▶ Data for the task:
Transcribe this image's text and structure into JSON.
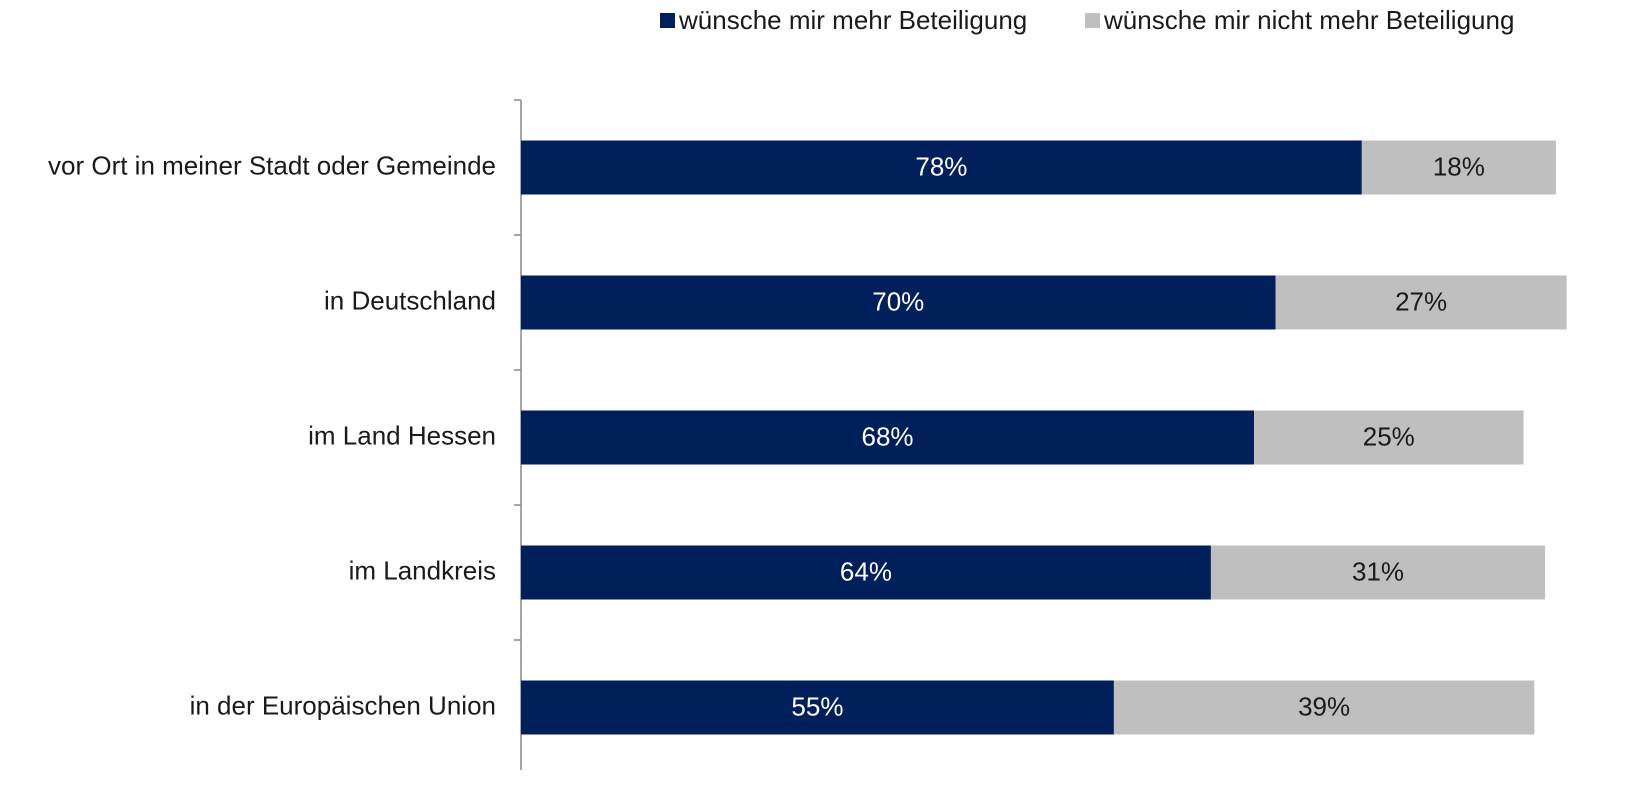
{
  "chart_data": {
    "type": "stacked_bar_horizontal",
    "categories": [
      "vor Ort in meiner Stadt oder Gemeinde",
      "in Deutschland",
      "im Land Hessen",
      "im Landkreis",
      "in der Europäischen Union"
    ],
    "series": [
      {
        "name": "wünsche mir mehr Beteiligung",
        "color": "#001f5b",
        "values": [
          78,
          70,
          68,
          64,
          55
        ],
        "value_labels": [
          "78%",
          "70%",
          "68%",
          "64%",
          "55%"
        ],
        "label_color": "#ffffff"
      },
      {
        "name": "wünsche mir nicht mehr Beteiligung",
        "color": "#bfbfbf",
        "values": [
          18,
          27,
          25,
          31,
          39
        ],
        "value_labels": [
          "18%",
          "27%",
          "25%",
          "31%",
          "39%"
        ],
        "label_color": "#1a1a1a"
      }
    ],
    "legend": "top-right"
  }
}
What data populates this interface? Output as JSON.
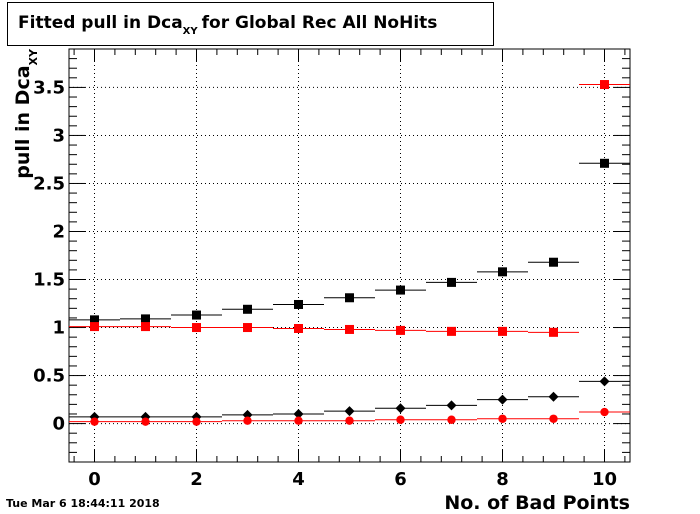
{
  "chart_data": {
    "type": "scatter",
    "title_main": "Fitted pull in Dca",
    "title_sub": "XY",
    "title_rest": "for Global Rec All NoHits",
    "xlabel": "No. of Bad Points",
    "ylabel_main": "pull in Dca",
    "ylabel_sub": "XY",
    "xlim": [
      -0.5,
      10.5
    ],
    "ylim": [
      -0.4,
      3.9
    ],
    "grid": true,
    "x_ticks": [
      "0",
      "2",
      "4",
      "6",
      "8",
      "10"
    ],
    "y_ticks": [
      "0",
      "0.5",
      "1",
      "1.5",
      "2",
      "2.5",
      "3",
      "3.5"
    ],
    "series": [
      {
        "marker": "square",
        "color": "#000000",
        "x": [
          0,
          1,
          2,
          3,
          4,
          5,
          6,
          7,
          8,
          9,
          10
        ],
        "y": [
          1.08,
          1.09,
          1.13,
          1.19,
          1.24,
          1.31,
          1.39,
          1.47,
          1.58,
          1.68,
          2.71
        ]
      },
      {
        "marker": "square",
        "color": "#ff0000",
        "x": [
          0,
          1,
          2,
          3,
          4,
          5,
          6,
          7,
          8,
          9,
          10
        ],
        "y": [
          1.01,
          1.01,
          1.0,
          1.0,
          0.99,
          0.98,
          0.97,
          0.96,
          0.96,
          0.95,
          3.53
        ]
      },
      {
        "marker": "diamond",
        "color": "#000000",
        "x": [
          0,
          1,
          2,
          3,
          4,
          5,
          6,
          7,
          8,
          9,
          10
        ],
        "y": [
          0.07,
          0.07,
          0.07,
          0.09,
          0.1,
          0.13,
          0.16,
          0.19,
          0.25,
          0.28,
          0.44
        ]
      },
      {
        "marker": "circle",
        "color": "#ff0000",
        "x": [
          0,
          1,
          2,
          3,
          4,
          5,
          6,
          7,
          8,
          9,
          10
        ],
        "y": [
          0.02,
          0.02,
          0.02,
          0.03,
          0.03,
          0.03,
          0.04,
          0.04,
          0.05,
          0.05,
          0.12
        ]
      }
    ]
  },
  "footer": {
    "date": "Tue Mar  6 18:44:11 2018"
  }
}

▶ Objective: Working from the lines above, reproduce the material exactly and exclude its pictures.

▶ Response for this exercise:
Transcribe this image's text and structure into JSON.
{
  "chart_data": {
    "type": "stacked_bar_horizontal",
    "categories": [
      "vor Ort in meiner Stadt oder Gemeinde",
      "in Deutschland",
      "im Land Hessen",
      "im Landkreis",
      "in der Europäischen Union"
    ],
    "series": [
      {
        "name": "wünsche mir mehr Beteiligung",
        "color": "#001f5b",
        "values": [
          78,
          70,
          68,
          64,
          55
        ],
        "value_labels": [
          "78%",
          "70%",
          "68%",
          "64%",
          "55%"
        ],
        "label_color": "#ffffff"
      },
      {
        "name": "wünsche mir nicht mehr Beteiligung",
        "color": "#bfbfbf",
        "values": [
          18,
          27,
          25,
          31,
          39
        ],
        "value_labels": [
          "18%",
          "27%",
          "25%",
          "31%",
          "39%"
        ],
        "label_color": "#1a1a1a"
      }
    ],
    "legend": "top-right"
  }
}
What data populates this interface? Output as JSON.
{
  "chart_data": {
    "type": "scatter",
    "title_main": "Fitted pull in Dca",
    "title_sub": "XY",
    "title_rest": "for Global Rec All NoHits",
    "xlabel": "No. of Bad Points",
    "ylabel_main": "pull in Dca",
    "ylabel_sub": "XY",
    "xlim": [
      -0.5,
      10.5
    ],
    "ylim": [
      -0.4,
      3.9
    ],
    "grid": true,
    "x_ticks": [
      "0",
      "2",
      "4",
      "6",
      "8",
      "10"
    ],
    "y_ticks": [
      "0",
      "0.5",
      "1",
      "1.5",
      "2",
      "2.5",
      "3",
      "3.5"
    ],
    "series": [
      {
        "marker": "square",
        "color": "#000000",
        "x": [
          0,
          1,
          2,
          3,
          4,
          5,
          6,
          7,
          8,
          9,
          10
        ],
        "y": [
          1.08,
          1.09,
          1.13,
          1.19,
          1.24,
          1.31,
          1.39,
          1.47,
          1.58,
          1.68,
          2.71
        ]
      },
      {
        "marker": "square",
        "color": "#ff0000",
        "x": [
          0,
          1,
          2,
          3,
          4,
          5,
          6,
          7,
          8,
          9,
          10
        ],
        "y": [
          1.01,
          1.01,
          1.0,
          1.0,
          0.99,
          0.98,
          0.97,
          0.96,
          0.96,
          0.95,
          3.53
        ]
      },
      {
        "marker": "diamond",
        "color": "#000000",
        "x": [
          0,
          1,
          2,
          3,
          4,
          5,
          6,
          7,
          8,
          9,
          10
        ],
        "y": [
          0.07,
          0.07,
          0.07,
          0.09,
          0.1,
          0.13,
          0.16,
          0.19,
          0.25,
          0.28,
          0.44
        ]
      },
      {
        "marker": "circle",
        "color": "#ff0000",
        "x": [
          0,
          1,
          2,
          3,
          4,
          5,
          6,
          7,
          8,
          9,
          10
        ],
        "y": [
          0.02,
          0.02,
          0.02,
          0.03,
          0.03,
          0.03,
          0.04,
          0.04,
          0.05,
          0.05,
          0.12
        ]
      }
    ]
  },
  "footer": {
    "date": "Tue Mar  6 18:44:11 2018"
  }
}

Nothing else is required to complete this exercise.